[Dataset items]
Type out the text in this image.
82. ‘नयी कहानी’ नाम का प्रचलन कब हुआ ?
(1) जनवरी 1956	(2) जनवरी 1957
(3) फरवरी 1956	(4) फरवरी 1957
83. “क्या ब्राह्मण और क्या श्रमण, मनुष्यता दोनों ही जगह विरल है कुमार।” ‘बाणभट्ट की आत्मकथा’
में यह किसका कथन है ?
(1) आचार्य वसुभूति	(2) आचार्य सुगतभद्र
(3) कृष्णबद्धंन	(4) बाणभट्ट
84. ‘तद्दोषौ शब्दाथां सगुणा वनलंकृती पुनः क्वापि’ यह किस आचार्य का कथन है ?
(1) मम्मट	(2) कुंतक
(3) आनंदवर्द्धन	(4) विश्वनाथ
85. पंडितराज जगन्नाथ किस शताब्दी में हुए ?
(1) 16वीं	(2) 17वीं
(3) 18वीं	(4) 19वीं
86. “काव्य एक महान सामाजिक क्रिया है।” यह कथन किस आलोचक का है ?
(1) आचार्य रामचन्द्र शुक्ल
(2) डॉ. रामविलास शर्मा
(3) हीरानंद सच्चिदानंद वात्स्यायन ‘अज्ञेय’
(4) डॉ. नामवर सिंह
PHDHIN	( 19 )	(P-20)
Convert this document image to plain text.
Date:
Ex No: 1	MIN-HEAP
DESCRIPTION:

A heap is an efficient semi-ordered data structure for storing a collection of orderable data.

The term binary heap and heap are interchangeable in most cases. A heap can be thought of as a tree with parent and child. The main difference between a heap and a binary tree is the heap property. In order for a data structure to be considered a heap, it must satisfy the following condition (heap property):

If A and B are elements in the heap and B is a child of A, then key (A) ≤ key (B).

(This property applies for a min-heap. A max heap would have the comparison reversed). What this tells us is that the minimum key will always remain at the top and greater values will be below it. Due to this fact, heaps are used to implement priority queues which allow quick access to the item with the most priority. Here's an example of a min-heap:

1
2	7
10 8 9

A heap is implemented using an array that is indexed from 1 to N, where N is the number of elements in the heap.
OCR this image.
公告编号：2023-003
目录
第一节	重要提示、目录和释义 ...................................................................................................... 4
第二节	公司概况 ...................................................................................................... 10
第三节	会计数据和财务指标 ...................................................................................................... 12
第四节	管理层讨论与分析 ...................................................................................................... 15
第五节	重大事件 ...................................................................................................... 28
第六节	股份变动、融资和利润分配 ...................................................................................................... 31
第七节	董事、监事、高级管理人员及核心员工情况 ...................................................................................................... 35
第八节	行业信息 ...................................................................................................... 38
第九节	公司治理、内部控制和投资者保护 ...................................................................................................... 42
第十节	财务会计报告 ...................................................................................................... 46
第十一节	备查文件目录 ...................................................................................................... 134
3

SET TASK: Retype every entry above, word for word.

TASK ANSWER:
Type out the text in this image.
82. ‘नयी कहानी’ नाम का प्रचलन कब हुआ ?
(1) जनवरी 1956	(2) जनवरी 1957
(3) फरवरी 1956	(4) फरवरी 1957
83. “क्या ब्राह्मण और क्या श्रमण, मनुष्यता दोनों ही जगह विरल है कुमार।” ‘बाणभट्ट की आत्मकथा’
में यह किसका कथन है ?
(1) आचार्य वसुभूति	(2) आचार्य सुगतभद्र
(3) कृष्णबद्धंन	(4) बाणभट्ट
84. ‘तद्दोषौ शब्दाथां सगुणा वनलंकृती पुनः क्वापि’ यह किस आचार्य का कथन है ?
(1) मम्मट	(2) कुंतक
(3) आनंदवर्द्धन	(4) विश्वनाथ
85. पंडितराज जगन्नाथ किस शताब्दी में हुए ?
(1) 16वीं	(2) 17वीं
(3) 18वीं	(4) 19वीं
86. “काव्य एक महान सामाजिक क्रिया है।” यह कथन किस आलोचक का है ?
(1) आचार्य रामचन्द्र शुक्ल
(2) डॉ. रामविलास शर्मा
(3) हीरानंद सच्चिदानंद वात्स्यायन ‘अज्ञेय’
(4) डॉ. नामवर सिंह
PHDHIN	( 19 )	(P-20)
Convert this document image to plain text.
Date:
Ex No: 1	MIN-HEAP
DESCRIPTION:

A heap is an efficient semi-ordered data structure for storing a collection of orderable data.

The term binary heap and heap are interchangeable in most cases. A heap can be thought of as a tree with parent and child. The main difference between a heap and a binary tree is the heap property. In order for a data structure to be considered a heap, it must satisfy the following condition (heap property):

If A and B are elements in the heap and B is a child of A, then key (A) ≤ key (B).

(This property applies for a min-heap. A max heap would have the comparison reversed). What this tells us is that the minimum key will always remain at the top and greater values will be below it. Due to this fact, heaps are used to implement priority queues which allow quick access to the item with the most priority. Here's an example of a min-heap:

1
2	7
10 8 9

A heap is implemented using an array that is indexed from 1 to N, where N is the number of elements in the heap.
OCR this image.
公告编号：2023-003
目录
第一节	重要提示、目录和释义 ...................................................................................................... 4
第二节	公司概况 ...................................................................................................... 10
第三节	会计数据和财务指标 ...................................................................................................... 12
第四节	管理层讨论与分析 ...................................................................................................... 15
第五节	重大事件 ...................................................................................................... 28
第六节	股份变动、融资和利润分配 ...................................................................................................... 31
第七节	董事、监事、高级管理人员及核心员工情况 ...................................................................................................... 35
第八节	行业信息 ...................................................................................................... 38
第九节	公司治理、内部控制和投资者保护 ...................................................................................................... 42
第十节	财务会计报告 ...................................................................................................... 46
第十一节	备查文件目录 ...................................................................................................... 134
3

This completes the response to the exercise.